» What is asked:
1) Answer these questions using the excerpt about Jack's phone:
(a) At around what time did Jack's phone use the equivalent data of a nine-minute video?
(b) Until what time, according to what police told Catherine, does the phone show other chunks of data usage?
(c) Where did the family sharing app place Jack when Catherine checked it at 5.25am?
2) From the excerpt about Jack's phone, return word for word the portion starting at "Records show that" and ending at "or another app?".

» Text passage:
If he has his phone with him, what is he doing in these intervening three hours, given there are no further sightings on CCTV? Was his phone stolen?

WHY WAS THERE A CURIOUS DATA SPIKE ON JACK’S PHONE?

Records show that at around 4.39am, Jack’s phone uses the equivalent data of a nine-minute video, significantly more than would be used by apps on the phone running in the background. If Jack was using his phone, what was he doing with it? Downloading music, or another app? 

Or was someone else using Jack’s phone at this point, and if so who? ‘There’s every chance Jack’s not with his phone at this point, and somebody else is using it,’ Catherine acknowledges. ‘But then it again asks the question of could there be someone else involved here?’ 

She points out the police have not been given full access to Jack’s phone records, but she has been told by them that the phone shows other chunks of data usage until 5.40am – the last time the GPS location finder on the family’s family location sharing app – gives a signal. She points out that police had previously told her they had learned everything they needed to know from CCTV, only for her to find another image through her own search. 

‘We’re desperately trying to get hold of the phone data that they [the police] tell us they’ve analysed,’ she told the Mail. ‘And they tell us “we have already told you the findings”. Well we would like to be certain of that, because they did the same with the CCTV.’ The iPhone would not give off a signal if it was in water.

WHY IS JACK’S PHONE TRACED TO A DIFFERENT SET OF HOUSES?

At 5.25am Catherine wakes at the family home and on discovering that Jack’s bed has not been slept in and his light is still on she checks his location on family sharing app ‘Find My Friends’. It shows him in a different location to the party, placing him at a residential address in the Granby Hills area of Hotwells, a few minutes walk away from the party venue. 

‘Given that the last time I had looked before going to sleep the phone had accurately placed him at the party venue I had no reason to believe this wasn’t correct,’ she recalled. Catherine sends her son a WhatsApp message asking him where he is, and knows the message was delivered because it is marked with two ticks – although it doesn’t appear to have been read.

Data items:
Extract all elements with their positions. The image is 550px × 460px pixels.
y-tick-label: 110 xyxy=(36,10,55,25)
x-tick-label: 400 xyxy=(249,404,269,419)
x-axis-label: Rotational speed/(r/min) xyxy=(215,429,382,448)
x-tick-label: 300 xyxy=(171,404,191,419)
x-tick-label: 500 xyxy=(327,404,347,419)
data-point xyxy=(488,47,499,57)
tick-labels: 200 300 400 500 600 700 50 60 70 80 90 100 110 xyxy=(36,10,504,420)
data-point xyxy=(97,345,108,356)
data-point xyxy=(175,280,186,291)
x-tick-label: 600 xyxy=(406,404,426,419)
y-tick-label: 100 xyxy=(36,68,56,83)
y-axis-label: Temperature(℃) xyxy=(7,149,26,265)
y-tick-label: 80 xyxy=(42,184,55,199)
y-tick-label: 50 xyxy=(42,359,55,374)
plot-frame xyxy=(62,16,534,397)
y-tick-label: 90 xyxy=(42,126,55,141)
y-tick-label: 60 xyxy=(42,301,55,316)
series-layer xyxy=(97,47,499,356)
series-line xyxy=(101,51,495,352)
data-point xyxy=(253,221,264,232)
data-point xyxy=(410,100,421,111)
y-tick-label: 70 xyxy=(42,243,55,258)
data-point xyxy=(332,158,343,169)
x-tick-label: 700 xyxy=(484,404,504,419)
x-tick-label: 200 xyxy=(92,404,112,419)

» Answers to each task:
1)
(a) Around 4.39am.
(b) Until 5.40am.
(c) At a residential address in the Granby Hills area of Hotwells, a few minutes' walk away from the party venue.

2)
Records show that at around 4.39am, Jack’s phone uses the equivalent data of a nine-minute video, significantly more than would be used by apps on the phone running in the background. If Jack was using his phone, what was he doing with it? Downloading music, or another app?